◆ Saved data entries ◆
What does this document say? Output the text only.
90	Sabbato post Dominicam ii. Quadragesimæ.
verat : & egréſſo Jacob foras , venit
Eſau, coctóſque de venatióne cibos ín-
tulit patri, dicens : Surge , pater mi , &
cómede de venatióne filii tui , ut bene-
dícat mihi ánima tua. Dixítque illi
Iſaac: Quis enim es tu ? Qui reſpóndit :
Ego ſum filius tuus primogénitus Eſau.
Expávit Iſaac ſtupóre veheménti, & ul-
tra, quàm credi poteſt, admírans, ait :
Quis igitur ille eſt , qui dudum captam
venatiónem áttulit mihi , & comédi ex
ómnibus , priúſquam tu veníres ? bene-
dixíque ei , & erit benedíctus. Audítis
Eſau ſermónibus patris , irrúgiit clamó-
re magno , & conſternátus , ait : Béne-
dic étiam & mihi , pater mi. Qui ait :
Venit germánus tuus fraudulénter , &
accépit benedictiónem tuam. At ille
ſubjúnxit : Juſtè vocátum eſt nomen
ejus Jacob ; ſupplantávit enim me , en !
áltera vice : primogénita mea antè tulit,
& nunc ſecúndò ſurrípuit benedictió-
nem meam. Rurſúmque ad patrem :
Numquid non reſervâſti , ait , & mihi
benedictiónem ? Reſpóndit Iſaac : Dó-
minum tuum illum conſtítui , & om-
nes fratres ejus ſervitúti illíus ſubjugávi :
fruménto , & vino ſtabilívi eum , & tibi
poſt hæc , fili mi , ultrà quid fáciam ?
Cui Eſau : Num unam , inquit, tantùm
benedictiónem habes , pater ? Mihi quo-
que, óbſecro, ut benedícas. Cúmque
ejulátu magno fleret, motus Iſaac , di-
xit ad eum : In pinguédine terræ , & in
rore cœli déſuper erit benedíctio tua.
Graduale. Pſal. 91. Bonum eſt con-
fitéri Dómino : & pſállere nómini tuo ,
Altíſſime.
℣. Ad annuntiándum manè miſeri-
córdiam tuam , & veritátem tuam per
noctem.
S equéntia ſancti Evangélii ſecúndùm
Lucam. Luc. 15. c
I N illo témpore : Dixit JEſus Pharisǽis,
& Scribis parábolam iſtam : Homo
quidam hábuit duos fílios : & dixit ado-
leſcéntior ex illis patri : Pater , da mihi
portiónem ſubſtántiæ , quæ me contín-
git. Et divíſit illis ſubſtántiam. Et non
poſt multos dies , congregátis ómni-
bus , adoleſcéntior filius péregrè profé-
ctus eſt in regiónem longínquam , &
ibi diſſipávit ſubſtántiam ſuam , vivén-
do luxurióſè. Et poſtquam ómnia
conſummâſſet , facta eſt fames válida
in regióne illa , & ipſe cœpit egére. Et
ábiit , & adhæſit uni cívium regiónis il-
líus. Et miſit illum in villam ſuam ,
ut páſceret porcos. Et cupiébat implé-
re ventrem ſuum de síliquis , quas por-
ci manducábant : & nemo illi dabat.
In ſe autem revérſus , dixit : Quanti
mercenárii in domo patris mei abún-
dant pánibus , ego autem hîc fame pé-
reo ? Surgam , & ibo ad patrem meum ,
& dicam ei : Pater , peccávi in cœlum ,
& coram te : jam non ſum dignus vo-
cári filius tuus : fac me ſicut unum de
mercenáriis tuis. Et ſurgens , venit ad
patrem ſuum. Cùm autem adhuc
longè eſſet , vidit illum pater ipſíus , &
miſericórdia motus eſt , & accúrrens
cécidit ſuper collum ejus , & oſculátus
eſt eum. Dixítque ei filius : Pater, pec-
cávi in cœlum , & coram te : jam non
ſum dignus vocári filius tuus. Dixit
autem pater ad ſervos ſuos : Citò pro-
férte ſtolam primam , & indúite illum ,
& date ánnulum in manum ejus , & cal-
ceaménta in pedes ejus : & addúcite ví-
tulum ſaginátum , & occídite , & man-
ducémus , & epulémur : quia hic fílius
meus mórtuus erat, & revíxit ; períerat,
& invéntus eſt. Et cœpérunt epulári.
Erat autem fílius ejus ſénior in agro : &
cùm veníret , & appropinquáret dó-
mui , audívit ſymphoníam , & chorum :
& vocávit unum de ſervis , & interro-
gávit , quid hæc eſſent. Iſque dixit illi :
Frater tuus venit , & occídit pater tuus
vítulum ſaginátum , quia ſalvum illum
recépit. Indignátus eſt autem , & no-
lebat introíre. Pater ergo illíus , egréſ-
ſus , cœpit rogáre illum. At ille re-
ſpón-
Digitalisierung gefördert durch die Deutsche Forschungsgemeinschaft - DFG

◆ AIM ◆
Where a line holds the string "illum", copy that line.

◆ COMPLETE ANSWER ◆
minum tuum illum conſtítui , & om-
líus. Et miſit illum in villam ſuam ,
longè eſſet , vidit illum pater ipſíus , &
férte ſtolam primam , & indúite illum ,
vítulum ſaginátum , quia ſalvum illum
ſus , cœpit rogáre illum. At ille re-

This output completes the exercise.